(GOAL OF THE EXERCISE): Find the lines holding the string "soluciones" in the data, then copy all of them.

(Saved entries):
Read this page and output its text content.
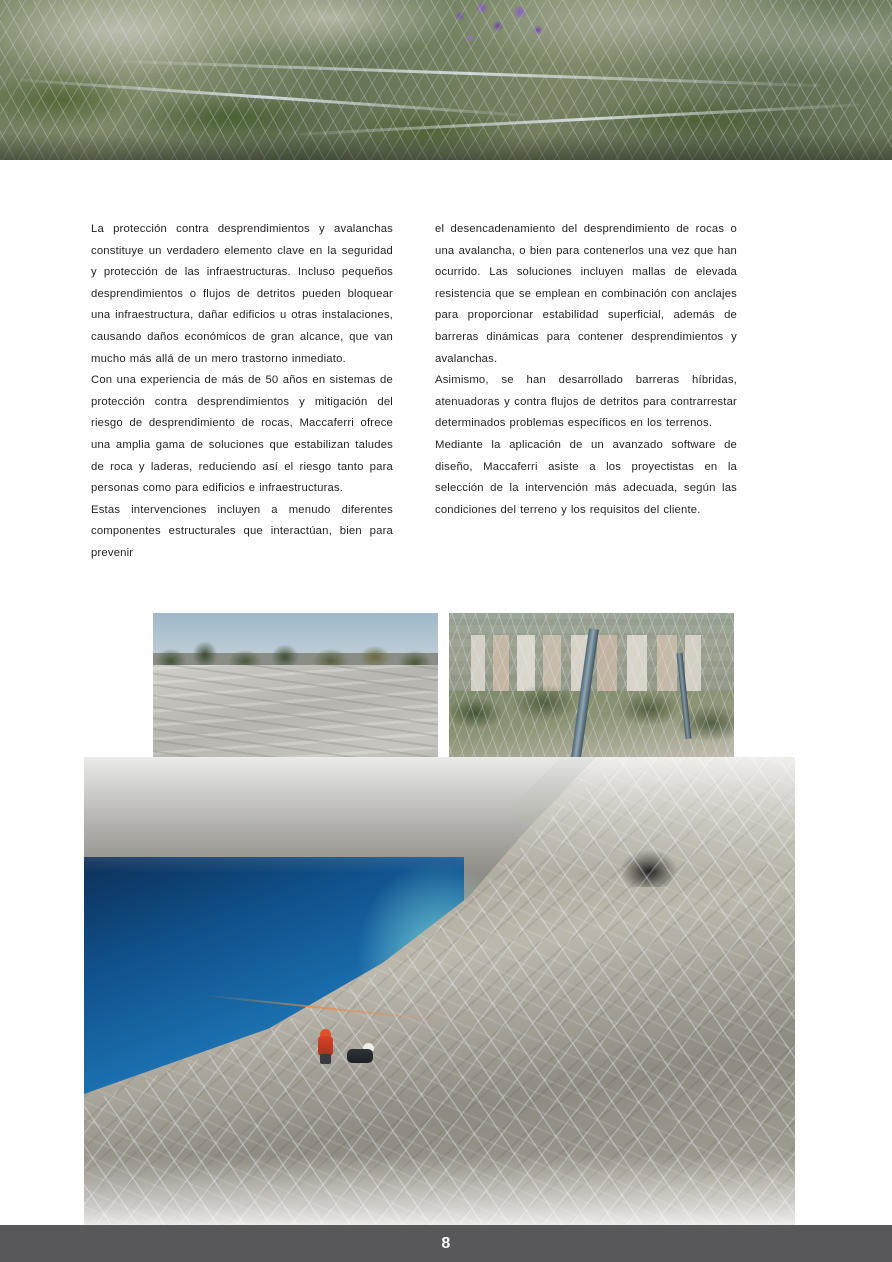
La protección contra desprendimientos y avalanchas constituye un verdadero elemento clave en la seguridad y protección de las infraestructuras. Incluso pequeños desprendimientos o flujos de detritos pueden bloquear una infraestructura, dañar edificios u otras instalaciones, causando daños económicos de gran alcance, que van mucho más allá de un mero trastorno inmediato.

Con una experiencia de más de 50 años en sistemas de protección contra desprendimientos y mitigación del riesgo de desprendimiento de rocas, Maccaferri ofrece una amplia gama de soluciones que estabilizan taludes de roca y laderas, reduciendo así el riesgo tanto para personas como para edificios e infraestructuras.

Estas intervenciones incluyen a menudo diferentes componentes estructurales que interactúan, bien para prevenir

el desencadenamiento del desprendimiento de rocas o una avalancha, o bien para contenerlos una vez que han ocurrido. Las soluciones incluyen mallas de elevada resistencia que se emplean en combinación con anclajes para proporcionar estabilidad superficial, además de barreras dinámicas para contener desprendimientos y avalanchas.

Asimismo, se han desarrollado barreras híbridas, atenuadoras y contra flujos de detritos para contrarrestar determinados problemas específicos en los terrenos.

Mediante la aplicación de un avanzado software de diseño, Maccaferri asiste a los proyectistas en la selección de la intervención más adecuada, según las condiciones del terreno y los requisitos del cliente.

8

(RESULT FOR THIS TASK):
Con una experiencia de más de 50 años en sistemas de protección contra desprendimientos y mitigación del riesgo de desprendimiento de rocas, Maccaferri ofrece una amplia gama de soluciones que estabilizan taludes de roca y laderas, reduciendo así el riesgo tanto para personas como para edificios e infraestructuras.
el desencadenamiento del desprendimiento de rocas o una avalancha, o bien para contenerlos una vez que han ocurrido. Las soluciones incluyen mallas de elevada resistencia que se emplean en combinación con anclajes para proporcionar estabilidad superficial, además de barreras dinámicas para contener desprendimientos y avalanchas.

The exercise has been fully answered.